Las alteraciones climáticas están cambiando cómo se relacionan las aves con los parásitos, lo que podría impactar en la demografía, la reproducción y la estabilidad de las poblaciones silvestres. Así lo revela una investigación internacional con la colaboración del Museo Nacional de Ciencias Naturales (MNCN-CSIC) que apareció en la revista PlosONE.
Para alcanzar estas conclusiones, los científicos analizaron nueve especies de aves y 62 interacciones diferentes entre huésped y parásito. Los resultados se basan en la comparación de dos períodos separados por más de una década, abarcando 14 poblaciones europeas distribuidas desde el sur del continente hasta Escandinavia.
Con estos datos, determinaron que en los últimos años la intensidad de las infecciones parasitarias ha disminuido. Esta reducción fue más marcada en las latitudes más bajas, donde el aumento de temperatura y las sequías han sido mayores, mientras que en el norte de Europa los cambios en la carga parasitaria fueron más leves.

•••••

Reproduzca el texto sobre aves y parásitos desde "Para alcanzar estas" hasta "fueron más leves.", ambos inclusive, sustituyendo "sequías" por "olas de calor".

•••••

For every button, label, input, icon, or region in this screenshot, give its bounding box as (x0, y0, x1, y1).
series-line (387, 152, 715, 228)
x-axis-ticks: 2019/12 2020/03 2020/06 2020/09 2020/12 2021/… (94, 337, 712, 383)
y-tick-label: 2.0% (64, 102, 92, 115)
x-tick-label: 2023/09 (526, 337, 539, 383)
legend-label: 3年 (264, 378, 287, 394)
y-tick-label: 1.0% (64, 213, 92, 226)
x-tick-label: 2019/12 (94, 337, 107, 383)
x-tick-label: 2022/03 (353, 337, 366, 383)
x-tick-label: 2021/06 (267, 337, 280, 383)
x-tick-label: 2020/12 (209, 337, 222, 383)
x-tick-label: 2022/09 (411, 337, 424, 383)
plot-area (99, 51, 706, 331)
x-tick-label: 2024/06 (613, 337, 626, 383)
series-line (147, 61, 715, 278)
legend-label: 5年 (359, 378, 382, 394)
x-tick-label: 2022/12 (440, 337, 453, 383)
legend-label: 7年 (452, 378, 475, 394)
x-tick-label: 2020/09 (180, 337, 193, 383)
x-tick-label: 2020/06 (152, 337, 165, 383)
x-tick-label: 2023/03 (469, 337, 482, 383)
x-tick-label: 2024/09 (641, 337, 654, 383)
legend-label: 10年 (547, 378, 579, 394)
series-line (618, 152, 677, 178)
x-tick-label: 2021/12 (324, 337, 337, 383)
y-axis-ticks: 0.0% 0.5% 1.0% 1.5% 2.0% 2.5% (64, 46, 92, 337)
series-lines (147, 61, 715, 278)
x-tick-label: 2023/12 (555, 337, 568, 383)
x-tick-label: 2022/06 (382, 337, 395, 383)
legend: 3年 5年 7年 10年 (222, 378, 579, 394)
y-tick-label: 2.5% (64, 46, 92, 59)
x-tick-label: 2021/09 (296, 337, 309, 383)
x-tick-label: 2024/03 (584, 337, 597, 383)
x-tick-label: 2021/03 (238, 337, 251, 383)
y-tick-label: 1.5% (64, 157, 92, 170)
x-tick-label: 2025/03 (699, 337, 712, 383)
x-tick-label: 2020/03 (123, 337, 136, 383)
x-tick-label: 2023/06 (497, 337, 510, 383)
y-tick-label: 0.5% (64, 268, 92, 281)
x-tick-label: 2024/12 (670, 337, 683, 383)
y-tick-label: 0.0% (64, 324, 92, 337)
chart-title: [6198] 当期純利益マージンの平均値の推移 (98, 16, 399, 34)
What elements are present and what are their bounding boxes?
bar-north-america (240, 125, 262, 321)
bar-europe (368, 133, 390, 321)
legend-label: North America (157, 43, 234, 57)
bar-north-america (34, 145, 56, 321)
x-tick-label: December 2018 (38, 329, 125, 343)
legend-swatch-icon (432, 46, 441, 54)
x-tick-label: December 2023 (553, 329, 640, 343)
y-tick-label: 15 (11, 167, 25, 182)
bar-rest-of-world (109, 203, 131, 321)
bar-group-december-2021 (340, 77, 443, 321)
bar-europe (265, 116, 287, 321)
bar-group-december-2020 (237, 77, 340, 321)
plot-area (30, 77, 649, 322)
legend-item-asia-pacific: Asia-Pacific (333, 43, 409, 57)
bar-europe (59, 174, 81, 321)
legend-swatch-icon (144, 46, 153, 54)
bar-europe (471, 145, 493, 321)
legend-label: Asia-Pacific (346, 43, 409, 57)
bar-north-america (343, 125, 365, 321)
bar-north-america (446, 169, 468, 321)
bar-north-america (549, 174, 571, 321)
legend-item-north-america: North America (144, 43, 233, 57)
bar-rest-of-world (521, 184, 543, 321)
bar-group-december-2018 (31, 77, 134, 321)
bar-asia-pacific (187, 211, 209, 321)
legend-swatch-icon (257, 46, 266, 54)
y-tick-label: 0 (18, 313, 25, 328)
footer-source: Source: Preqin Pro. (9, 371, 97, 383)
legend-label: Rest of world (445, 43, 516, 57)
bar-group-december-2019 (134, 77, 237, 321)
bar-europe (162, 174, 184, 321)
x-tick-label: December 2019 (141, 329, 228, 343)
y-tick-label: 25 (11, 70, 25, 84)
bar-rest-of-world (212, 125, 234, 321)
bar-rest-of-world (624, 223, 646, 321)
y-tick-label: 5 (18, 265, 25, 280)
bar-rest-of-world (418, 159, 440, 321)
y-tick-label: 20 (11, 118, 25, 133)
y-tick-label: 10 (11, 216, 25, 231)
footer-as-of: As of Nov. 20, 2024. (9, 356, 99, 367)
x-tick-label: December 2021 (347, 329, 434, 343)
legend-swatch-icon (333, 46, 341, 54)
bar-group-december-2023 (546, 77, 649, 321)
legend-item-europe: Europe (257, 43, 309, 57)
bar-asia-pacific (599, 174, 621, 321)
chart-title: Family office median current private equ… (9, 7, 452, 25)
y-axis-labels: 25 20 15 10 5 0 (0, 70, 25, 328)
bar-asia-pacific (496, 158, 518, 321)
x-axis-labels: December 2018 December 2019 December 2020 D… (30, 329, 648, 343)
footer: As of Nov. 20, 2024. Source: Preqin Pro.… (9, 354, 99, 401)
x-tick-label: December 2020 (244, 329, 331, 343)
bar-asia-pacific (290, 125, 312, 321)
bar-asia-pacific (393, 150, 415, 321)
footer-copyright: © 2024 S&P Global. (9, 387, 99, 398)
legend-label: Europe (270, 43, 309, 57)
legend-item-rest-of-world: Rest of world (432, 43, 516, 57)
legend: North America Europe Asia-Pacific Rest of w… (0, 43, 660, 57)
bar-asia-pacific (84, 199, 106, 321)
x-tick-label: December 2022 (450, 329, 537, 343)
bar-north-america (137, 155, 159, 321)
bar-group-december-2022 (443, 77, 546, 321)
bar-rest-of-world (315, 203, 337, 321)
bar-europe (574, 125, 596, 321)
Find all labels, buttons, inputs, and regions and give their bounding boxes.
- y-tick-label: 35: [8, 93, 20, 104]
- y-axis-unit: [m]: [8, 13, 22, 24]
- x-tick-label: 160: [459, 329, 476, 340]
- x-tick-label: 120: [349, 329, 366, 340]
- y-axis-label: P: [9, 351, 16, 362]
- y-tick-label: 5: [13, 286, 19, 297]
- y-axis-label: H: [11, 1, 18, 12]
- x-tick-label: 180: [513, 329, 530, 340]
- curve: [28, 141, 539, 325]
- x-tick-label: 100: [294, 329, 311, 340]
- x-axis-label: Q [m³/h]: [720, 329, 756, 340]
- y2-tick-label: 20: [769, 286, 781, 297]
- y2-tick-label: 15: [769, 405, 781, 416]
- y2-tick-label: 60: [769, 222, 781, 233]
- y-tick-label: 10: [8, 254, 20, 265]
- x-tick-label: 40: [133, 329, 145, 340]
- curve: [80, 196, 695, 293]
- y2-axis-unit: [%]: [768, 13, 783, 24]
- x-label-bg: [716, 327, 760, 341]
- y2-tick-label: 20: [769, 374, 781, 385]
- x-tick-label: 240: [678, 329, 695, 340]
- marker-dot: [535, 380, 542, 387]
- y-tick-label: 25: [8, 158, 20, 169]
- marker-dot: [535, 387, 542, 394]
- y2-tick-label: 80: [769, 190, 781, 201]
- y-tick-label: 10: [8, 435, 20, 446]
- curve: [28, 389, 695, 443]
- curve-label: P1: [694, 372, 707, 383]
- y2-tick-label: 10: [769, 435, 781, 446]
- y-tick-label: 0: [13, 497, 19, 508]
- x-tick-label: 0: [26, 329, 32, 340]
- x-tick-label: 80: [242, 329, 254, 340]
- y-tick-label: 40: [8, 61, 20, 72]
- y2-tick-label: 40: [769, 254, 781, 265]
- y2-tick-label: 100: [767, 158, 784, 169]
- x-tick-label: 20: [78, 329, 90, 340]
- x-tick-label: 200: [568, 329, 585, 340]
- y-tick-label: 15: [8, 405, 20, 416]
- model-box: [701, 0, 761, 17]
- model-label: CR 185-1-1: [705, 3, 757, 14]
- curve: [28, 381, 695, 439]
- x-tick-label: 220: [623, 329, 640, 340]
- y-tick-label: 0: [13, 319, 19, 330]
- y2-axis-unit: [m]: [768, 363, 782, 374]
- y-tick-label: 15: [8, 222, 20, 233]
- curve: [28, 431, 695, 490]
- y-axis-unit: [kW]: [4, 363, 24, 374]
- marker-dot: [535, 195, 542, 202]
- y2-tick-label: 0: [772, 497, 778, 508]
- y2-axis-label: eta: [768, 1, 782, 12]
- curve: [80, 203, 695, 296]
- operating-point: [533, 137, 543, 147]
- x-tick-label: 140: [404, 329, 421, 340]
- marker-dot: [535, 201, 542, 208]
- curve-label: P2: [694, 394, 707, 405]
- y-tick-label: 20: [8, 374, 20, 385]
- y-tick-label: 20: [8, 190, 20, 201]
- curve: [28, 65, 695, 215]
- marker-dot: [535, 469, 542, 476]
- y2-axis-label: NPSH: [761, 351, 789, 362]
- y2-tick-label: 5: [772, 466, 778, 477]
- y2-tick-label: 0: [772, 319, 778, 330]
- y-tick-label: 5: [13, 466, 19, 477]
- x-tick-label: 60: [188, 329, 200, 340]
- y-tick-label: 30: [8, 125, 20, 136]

•••••

» Respuesta
Para alcanzar estas conclusiones, los científicos analizaron nueve especies de aves y 62 interacciones diferentes entre huésped y parásito. Los resultados se basan en la comparación de dos períodos separados por más de una década, abarcando 14 poblaciones europeas distribuidas desde el sur del continente hasta Escandinavia.
Con estos datos, determinaron que en los últimos años la intensidad de las infecciones parasitarias ha disminuido. Esta reducción fue más marcada en las latitudes más bajas, donde el aumento de temperatura y las olas de calor han sido mayores, mientras que en el norte de Europa los cambios en la carga parasitaria fueron más leves.